— begin —

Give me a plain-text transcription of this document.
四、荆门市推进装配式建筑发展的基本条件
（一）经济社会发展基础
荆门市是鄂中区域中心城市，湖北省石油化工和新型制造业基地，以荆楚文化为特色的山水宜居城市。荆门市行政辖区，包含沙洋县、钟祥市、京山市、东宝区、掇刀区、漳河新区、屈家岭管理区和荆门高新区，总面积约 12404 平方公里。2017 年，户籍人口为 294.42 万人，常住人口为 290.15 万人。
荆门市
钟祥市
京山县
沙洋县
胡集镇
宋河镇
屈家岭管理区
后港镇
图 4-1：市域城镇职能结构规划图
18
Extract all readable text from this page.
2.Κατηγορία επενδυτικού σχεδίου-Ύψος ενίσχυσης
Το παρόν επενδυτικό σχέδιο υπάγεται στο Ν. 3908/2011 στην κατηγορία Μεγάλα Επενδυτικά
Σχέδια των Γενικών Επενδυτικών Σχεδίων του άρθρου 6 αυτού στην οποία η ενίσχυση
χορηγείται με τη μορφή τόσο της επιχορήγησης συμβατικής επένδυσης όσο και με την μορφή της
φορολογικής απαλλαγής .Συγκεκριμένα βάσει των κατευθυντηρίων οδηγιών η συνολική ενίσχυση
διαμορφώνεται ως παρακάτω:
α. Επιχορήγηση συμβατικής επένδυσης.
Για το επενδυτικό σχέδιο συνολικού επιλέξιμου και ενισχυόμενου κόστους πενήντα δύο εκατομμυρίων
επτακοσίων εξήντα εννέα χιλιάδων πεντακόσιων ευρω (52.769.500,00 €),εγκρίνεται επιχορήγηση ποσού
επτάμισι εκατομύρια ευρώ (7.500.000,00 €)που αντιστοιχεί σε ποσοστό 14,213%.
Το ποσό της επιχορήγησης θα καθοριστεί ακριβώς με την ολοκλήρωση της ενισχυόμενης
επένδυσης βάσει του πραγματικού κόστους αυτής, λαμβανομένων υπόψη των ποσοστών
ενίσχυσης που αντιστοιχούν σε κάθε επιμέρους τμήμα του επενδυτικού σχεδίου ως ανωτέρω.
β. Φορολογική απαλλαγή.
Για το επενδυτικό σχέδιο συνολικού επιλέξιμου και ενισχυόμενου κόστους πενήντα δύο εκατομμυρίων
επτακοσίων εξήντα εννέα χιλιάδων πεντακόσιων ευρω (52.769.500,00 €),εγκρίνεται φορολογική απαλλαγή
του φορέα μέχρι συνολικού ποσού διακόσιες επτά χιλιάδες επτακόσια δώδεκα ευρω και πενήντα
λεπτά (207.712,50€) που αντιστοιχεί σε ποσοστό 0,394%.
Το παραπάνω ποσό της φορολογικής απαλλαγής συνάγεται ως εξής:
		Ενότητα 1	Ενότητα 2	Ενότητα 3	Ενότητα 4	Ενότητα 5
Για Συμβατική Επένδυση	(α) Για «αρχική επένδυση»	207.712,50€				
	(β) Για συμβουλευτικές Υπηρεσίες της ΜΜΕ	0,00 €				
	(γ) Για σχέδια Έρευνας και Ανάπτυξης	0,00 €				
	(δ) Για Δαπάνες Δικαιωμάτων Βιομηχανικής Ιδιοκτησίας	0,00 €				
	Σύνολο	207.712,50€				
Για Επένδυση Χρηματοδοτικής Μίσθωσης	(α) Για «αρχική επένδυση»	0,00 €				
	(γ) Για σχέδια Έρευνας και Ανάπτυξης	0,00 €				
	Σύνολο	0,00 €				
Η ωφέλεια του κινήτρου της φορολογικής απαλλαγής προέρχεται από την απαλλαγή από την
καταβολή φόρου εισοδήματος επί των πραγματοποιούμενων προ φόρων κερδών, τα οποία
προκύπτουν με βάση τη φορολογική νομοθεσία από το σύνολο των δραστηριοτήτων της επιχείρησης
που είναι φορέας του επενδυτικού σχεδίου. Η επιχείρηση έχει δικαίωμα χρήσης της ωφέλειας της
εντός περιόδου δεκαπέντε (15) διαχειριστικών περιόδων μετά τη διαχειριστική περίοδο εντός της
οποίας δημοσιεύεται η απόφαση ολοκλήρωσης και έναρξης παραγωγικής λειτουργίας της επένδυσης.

— end —

Copy out each line of the records where the string "εγκρίνεται" appears.

επτακοσίων εξήντα εννέα χιλιάδων πεντακόσιων ευρω (52.769.500,00 €),εγκρίνεται επιχορήγηση ποσού
επτακοσίων εξήντα εννέα χιλιάδων πεντακόσιων ευρω (52.769.500,00 €),εγκρίνεται φορολογική απαλλαγή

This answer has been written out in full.